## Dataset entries

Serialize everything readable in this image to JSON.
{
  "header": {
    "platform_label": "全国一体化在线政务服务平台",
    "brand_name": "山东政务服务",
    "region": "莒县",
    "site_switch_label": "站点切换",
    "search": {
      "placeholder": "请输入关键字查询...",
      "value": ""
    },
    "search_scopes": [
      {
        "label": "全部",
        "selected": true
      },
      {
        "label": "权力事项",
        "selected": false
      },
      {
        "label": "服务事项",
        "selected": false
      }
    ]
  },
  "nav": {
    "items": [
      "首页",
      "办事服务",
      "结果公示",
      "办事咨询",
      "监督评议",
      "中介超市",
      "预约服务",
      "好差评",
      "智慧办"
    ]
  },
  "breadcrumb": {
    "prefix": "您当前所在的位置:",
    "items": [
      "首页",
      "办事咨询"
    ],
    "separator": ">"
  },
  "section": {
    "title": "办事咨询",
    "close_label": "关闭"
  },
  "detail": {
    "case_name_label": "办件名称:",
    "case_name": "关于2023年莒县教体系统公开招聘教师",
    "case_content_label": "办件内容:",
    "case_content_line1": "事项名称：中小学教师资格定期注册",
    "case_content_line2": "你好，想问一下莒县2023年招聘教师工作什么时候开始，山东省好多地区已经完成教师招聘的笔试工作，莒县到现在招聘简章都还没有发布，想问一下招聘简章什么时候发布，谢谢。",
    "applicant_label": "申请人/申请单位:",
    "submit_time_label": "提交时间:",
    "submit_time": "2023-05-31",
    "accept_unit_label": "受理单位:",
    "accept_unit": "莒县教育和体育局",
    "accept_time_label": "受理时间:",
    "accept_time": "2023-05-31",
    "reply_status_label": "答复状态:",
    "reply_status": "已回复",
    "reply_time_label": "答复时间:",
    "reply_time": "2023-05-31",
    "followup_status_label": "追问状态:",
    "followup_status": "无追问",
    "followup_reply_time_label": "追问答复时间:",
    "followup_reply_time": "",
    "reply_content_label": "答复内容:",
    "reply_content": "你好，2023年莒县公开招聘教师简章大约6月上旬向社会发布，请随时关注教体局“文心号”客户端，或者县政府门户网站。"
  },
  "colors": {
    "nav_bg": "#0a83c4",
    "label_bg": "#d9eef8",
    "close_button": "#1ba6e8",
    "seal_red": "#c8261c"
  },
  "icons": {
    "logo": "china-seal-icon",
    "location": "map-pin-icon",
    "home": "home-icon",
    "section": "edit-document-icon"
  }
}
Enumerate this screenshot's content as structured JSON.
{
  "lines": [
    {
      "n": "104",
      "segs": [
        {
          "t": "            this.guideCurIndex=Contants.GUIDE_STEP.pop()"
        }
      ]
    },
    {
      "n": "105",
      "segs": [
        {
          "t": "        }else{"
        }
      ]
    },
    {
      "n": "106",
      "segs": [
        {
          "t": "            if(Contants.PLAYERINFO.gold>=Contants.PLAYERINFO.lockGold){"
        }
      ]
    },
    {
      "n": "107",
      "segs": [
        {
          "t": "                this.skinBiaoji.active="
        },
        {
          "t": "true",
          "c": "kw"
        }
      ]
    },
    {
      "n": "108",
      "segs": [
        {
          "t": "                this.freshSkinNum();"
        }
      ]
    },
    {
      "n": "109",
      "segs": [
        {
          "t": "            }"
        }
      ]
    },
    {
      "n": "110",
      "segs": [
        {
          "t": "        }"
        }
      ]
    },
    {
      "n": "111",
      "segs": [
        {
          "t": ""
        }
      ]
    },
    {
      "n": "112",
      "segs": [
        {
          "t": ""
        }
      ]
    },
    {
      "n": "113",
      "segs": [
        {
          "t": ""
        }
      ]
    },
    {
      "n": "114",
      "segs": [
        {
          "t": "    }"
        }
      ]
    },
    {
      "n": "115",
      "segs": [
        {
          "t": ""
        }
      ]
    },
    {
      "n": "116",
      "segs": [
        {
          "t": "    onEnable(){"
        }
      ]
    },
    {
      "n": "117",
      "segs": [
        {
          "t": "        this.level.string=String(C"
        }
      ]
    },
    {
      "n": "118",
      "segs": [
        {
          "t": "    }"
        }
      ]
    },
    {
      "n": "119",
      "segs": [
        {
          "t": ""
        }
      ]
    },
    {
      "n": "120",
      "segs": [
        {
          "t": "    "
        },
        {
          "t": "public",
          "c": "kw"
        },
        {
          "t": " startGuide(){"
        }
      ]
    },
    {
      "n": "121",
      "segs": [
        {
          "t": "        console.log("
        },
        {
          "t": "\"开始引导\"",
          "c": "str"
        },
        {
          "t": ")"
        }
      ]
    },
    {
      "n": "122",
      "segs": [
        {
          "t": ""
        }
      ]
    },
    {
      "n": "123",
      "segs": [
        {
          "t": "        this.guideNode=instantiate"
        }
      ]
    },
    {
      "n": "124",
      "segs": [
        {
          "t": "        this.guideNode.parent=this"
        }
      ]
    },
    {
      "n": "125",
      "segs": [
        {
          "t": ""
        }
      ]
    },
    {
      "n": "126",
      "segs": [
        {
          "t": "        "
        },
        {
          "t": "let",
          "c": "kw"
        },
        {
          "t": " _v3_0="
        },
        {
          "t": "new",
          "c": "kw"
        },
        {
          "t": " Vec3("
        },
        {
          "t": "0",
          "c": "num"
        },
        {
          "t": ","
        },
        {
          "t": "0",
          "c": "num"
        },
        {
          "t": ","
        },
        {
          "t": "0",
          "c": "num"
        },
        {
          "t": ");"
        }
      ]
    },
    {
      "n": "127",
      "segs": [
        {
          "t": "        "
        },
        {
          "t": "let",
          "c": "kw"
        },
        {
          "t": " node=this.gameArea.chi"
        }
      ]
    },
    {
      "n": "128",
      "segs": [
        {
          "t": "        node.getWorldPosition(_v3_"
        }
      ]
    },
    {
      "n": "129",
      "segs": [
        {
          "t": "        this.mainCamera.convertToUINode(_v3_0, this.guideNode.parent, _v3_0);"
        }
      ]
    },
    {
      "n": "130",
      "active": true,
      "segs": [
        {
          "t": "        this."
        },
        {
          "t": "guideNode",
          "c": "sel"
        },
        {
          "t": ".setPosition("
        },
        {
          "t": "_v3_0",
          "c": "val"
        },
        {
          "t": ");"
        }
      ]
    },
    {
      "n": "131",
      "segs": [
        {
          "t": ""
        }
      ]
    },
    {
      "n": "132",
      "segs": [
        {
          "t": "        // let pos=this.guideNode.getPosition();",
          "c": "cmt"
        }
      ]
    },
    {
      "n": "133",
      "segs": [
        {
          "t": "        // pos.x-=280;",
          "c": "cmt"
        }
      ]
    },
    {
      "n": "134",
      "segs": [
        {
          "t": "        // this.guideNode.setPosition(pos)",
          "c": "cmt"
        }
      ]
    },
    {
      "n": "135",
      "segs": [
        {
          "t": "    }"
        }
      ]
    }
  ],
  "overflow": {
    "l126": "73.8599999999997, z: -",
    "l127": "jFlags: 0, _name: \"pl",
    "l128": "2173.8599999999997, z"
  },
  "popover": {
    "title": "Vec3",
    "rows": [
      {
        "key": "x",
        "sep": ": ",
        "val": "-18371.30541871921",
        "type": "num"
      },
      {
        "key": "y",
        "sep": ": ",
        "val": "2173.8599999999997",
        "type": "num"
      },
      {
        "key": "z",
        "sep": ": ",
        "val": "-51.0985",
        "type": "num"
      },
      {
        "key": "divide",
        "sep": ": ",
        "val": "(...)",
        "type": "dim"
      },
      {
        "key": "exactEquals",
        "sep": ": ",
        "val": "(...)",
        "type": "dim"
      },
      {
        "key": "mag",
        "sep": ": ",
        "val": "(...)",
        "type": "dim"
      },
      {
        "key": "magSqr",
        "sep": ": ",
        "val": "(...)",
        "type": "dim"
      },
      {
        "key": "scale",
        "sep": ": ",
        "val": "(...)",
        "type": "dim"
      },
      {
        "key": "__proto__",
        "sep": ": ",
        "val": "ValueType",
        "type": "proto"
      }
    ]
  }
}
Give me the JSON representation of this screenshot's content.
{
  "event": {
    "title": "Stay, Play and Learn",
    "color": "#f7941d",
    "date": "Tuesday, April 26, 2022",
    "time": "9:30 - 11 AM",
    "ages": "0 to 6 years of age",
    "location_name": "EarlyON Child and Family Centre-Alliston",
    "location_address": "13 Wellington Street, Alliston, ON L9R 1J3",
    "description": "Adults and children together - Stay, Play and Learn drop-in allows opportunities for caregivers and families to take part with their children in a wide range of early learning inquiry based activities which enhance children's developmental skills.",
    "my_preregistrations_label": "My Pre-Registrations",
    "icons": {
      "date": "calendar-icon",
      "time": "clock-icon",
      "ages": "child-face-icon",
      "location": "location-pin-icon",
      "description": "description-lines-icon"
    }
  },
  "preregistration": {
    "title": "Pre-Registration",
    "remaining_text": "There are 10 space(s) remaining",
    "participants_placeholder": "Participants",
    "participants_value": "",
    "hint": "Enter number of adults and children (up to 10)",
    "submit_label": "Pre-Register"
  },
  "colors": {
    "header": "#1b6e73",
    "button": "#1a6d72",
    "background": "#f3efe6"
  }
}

## EXERCISE DETAILS
Starting with the line that contains "Give me the", repeat each line through the last one exactly as it appears. Include both ends and nothing more.

## COMPLETE OUTPUT
Give me the JSON representation of this screenshot's content.
{
  "event": {
    "title": "Stay, Play and Learn",
    "color": "#f7941d",
    "date": "Tuesday, April 26, 2022",
    "time": "9:30 - 11 AM",
    "ages": "0 to 6 years of age",
    "location_name": "EarlyON Child and Family Centre-Alliston",
    "location_address": "13 Wellington Street, Alliston, ON L9R 1J3",
    "description": "Adults and children together - Stay, Play and Learn drop-in allows opportunities for caregivers and families to take part with their children in a wide range of early learning inquiry based activities which enhance children's developmental skills.",
    "my_preregistrations_label": "My Pre-Registrations",
    "icons": {
      "date": "calendar-icon",
      "time": "clock-icon",
      "ages": "child-face-icon",
      "location": "location-pin-icon",
      "description": "description-lines-icon"
    }
  },
  "preregistration": {
    "title": "Pre-Registration",
    "remaining_text": "There are 10 space(s) remaining",
    "participants_placeholder": "Participants",
    "participants_value": "",
    "hint": "Enter number of adults and children (up to 10)",
    "submit_label": "Pre-Register"
  },
  "colors": {
    "header": "#1b6e73",
    "button": "#1a6d72",
    "background": "#f3efe6"
  }
}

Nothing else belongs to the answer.